▶ **THE TASK**
The answer must be every line of the data that holds the word "name".

=-=-=-=-=

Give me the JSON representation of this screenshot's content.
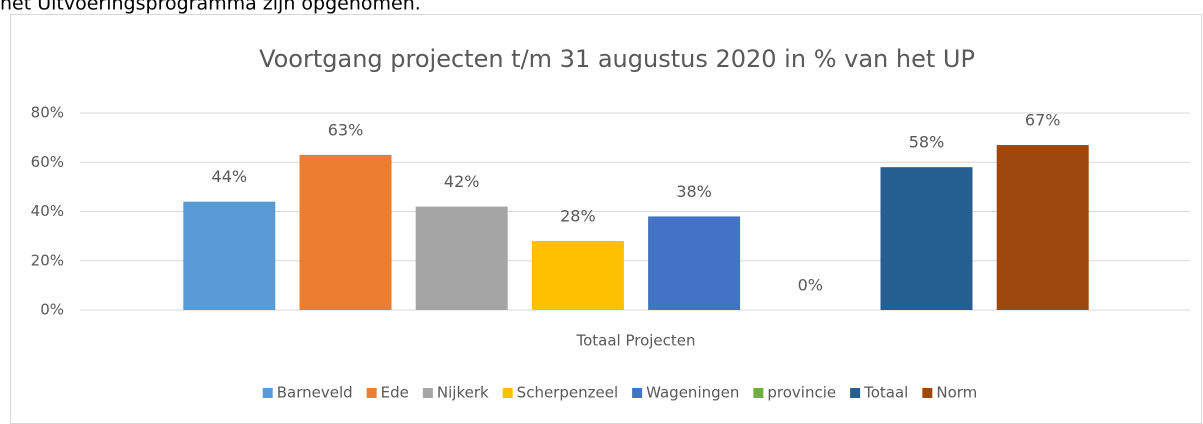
{
  "intro_text": "het Uitvoeringsprogramma zijn opgenomen.",
  "chart_data": {
    "type": "bar",
    "title": "Voortgang projecten t/m 31 augustus 2020 in % van het UP",
    "categories": [
      "Totaal Projecten"
    ],
    "series": [
      {
        "name": "Barneveld",
        "color": "#5b9bd5",
        "values": [
          44
        ],
        "value_labels": [
          "44%"
        ]
      },
      {
        "name": "Ede",
        "color": "#ed7d31",
        "values": [
          63
        ],
        "value_labels": [
          "63%"
        ]
      },
      {
        "name": "Nijkerk",
        "color": "#a5a5a5",
        "values": [
          42
        ],
        "value_labels": [
          "42%"
        ]
      },
      {
        "name": "Scherpenzeel",
        "color": "#ffc000",
        "values": [
          28
        ],
        "value_labels": [
          "28%"
        ]
      },
      {
        "name": "Wageningen",
        "color": "#4472c4",
        "values": [
          38
        ],
        "value_labels": [
          "38%"
        ]
      },
      {
        "name": "provincie",
        "color": "#70ad47",
        "values": [
          0
        ],
        "value_labels": [
          "0%"
        ]
      },
      {
        "name": "Totaal",
        "color": "#255e91",
        "values": [
          58
        ],
        "value_labels": [
          "58%"
        ]
      },
      {
        "name": "Norm",
        "color": "#9e480e",
        "values": [
          67
        ],
        "value_labels": [
          "67%"
        ]
      }
    ],
    "ylim": [
      0,
      80
    ],
    "yticks": [
      {
        "value": 0,
        "label": "0%"
      },
      {
        "value": 20,
        "label": "20%"
      },
      {
        "value": 40,
        "label": "40%"
      },
      {
        "value": 60,
        "label": "60%"
      },
      {
        "value": 80,
        "label": "80%"
      }
    ],
    "grid": true,
    "legend": "bottom"
  }
}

=-=-=-=-=

▶ **ANSWER TO THIS EXERCISE**
        "name": "Barneveld",
        "name": "Ede",
        "name": "Nijkerk",
        "name": "Scherpenzeel",
        "name": "Wageningen",
        "name": "provincie",
        "name": "Totaal",
        "name": "Norm",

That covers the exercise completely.